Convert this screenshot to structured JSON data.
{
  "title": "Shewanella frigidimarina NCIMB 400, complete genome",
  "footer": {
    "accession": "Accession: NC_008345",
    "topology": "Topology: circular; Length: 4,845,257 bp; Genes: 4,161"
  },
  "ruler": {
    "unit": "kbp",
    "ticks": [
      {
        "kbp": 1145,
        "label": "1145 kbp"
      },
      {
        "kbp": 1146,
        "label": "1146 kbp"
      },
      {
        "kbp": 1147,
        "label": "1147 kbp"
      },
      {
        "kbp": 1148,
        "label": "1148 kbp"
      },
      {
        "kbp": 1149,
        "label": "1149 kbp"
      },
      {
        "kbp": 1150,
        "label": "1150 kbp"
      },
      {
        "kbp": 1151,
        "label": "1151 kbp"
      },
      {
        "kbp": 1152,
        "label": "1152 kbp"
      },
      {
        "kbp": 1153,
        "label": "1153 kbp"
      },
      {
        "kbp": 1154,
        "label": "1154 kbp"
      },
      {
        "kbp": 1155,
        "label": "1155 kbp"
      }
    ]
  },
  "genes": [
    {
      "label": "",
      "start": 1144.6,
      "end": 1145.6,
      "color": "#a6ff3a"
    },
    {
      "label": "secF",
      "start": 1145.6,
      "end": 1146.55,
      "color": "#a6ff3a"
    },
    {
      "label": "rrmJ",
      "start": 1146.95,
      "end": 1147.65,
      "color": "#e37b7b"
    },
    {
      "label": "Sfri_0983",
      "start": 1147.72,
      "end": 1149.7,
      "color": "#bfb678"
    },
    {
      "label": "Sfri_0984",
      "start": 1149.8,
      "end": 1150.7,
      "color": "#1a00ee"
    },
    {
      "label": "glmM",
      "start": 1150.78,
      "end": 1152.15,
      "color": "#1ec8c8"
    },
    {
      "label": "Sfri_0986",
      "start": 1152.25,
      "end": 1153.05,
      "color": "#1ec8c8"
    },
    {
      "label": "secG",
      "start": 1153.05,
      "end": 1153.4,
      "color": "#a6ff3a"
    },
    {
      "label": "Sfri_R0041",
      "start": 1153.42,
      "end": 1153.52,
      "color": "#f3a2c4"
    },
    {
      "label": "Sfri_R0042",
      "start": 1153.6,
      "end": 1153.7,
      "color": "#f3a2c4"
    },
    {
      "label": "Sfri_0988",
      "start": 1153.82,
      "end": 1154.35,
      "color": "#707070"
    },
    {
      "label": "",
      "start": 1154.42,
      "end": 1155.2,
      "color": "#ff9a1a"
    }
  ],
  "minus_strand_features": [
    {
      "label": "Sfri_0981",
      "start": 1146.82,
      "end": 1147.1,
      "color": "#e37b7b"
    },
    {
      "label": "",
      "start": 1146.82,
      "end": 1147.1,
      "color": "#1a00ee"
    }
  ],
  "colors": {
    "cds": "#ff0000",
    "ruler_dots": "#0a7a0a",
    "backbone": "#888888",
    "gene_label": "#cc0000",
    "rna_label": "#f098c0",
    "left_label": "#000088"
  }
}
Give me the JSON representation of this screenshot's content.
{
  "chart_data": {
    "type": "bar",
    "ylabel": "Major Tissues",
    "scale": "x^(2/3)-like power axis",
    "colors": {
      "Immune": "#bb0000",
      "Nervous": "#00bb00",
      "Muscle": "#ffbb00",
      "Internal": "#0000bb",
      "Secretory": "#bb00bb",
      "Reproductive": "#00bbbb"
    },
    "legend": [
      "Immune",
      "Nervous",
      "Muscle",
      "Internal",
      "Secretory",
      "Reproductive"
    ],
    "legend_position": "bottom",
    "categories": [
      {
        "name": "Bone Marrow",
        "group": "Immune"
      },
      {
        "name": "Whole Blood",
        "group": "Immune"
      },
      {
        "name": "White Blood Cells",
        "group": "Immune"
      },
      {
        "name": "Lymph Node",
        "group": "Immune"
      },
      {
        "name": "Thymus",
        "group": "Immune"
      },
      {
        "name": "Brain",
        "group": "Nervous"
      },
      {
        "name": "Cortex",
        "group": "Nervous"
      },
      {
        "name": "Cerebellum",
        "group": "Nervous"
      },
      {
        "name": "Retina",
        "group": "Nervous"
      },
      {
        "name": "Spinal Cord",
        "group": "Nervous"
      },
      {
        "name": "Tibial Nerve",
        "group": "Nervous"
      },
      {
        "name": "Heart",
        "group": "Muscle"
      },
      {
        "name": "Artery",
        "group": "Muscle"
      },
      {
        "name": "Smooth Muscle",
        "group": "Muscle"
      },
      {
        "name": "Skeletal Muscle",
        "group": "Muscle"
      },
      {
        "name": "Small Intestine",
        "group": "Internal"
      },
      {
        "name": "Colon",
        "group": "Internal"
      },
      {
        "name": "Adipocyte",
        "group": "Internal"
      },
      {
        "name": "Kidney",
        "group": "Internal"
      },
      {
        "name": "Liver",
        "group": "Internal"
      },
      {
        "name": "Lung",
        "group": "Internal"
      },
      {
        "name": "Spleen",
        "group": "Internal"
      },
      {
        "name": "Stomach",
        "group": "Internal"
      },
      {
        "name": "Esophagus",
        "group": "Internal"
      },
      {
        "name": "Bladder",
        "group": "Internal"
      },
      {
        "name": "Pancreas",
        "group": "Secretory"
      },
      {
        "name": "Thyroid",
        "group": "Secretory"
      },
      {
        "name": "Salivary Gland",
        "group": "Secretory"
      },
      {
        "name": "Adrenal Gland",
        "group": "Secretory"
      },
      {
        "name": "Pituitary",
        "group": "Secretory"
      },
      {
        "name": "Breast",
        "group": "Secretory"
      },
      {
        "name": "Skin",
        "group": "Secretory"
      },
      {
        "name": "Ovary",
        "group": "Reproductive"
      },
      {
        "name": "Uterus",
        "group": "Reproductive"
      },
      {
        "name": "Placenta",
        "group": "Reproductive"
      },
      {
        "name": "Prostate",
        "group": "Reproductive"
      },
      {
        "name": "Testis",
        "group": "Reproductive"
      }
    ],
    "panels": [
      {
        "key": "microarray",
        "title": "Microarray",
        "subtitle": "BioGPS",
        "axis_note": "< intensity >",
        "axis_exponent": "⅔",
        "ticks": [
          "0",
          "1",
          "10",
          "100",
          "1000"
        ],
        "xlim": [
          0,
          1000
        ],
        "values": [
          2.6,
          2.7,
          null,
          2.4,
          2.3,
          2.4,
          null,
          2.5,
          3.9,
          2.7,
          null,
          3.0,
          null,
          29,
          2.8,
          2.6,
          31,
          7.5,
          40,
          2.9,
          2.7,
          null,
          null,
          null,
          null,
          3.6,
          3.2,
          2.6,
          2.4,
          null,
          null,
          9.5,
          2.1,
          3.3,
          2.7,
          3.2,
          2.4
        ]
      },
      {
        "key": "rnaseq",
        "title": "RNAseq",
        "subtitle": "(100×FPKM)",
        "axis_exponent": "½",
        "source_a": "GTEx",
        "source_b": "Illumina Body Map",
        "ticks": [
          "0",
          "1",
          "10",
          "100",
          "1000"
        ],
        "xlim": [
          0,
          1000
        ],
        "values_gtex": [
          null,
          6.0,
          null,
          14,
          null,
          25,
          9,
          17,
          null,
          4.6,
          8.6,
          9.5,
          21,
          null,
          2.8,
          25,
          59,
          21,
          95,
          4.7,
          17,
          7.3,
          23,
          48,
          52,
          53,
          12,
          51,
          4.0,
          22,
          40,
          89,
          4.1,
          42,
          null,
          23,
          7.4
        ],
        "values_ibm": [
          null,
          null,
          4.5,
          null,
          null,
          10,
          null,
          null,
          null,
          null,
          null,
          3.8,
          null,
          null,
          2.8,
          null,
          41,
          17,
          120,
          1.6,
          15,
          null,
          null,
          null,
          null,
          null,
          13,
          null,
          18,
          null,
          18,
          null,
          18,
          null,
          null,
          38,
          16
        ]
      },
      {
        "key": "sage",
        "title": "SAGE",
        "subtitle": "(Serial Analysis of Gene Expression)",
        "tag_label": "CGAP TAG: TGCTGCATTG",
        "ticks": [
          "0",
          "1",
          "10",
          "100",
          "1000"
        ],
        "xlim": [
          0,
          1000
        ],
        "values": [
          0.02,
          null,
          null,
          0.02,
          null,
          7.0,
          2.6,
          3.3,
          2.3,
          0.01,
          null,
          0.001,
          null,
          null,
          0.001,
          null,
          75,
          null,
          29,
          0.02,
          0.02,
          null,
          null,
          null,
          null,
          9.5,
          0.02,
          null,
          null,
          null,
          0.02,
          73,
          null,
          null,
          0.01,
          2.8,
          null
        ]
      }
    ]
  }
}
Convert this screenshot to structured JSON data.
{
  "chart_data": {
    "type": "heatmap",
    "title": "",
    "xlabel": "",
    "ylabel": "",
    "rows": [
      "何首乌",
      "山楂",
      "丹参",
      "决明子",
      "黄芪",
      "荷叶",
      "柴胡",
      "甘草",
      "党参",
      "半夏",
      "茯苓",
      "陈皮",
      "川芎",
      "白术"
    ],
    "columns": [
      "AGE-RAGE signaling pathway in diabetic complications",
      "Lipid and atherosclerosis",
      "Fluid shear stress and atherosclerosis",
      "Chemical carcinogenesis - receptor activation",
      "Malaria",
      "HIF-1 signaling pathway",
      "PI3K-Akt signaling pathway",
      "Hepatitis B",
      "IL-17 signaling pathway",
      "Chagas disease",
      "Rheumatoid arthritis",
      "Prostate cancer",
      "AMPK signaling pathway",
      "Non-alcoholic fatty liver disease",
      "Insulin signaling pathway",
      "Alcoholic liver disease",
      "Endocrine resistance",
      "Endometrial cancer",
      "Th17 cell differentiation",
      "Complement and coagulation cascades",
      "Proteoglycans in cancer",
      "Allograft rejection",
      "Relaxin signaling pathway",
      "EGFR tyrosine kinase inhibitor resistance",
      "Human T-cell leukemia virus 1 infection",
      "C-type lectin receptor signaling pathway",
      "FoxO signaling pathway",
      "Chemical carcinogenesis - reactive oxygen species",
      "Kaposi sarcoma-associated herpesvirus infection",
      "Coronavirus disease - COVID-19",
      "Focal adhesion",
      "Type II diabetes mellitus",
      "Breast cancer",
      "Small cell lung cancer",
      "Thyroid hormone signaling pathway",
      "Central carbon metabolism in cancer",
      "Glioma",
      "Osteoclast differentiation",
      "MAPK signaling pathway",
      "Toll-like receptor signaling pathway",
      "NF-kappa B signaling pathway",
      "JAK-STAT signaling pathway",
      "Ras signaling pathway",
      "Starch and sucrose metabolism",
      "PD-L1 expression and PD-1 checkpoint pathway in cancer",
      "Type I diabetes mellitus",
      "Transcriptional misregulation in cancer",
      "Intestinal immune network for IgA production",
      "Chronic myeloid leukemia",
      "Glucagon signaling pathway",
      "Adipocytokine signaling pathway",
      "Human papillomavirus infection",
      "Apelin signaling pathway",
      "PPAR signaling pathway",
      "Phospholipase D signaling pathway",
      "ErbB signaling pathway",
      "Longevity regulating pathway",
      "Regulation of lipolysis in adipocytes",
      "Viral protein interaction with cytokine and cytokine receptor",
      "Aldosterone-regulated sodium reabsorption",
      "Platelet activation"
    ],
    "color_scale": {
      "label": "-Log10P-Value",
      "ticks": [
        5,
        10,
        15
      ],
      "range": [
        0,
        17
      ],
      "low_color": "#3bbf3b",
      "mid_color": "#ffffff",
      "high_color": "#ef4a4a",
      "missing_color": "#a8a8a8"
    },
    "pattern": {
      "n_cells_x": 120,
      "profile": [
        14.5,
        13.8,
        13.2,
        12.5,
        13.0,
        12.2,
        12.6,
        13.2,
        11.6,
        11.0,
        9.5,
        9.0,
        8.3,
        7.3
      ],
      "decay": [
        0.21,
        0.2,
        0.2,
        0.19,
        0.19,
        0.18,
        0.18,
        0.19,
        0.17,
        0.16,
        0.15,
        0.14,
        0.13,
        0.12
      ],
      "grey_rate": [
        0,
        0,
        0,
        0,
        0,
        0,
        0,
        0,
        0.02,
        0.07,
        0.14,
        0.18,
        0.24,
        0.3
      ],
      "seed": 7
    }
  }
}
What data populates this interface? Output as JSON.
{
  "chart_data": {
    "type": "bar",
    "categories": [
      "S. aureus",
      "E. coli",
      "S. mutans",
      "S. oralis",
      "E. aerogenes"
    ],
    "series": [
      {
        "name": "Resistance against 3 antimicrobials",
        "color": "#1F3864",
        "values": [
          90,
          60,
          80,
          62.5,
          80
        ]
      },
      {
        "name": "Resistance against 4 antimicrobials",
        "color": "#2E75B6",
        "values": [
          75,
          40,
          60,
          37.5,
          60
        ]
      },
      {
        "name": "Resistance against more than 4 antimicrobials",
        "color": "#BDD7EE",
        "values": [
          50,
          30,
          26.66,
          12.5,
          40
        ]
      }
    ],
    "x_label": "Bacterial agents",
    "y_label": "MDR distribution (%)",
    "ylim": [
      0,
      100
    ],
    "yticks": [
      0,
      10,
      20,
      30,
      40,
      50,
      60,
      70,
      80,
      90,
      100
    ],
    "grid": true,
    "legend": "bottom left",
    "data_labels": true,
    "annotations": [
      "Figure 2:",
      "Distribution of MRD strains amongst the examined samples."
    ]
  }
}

#### What is needed:
Check each line of the material for the word "Small". Copy the ones that have it.

#### Answer:
        "name": "Small Intestine",
      "Small cell lung cancer",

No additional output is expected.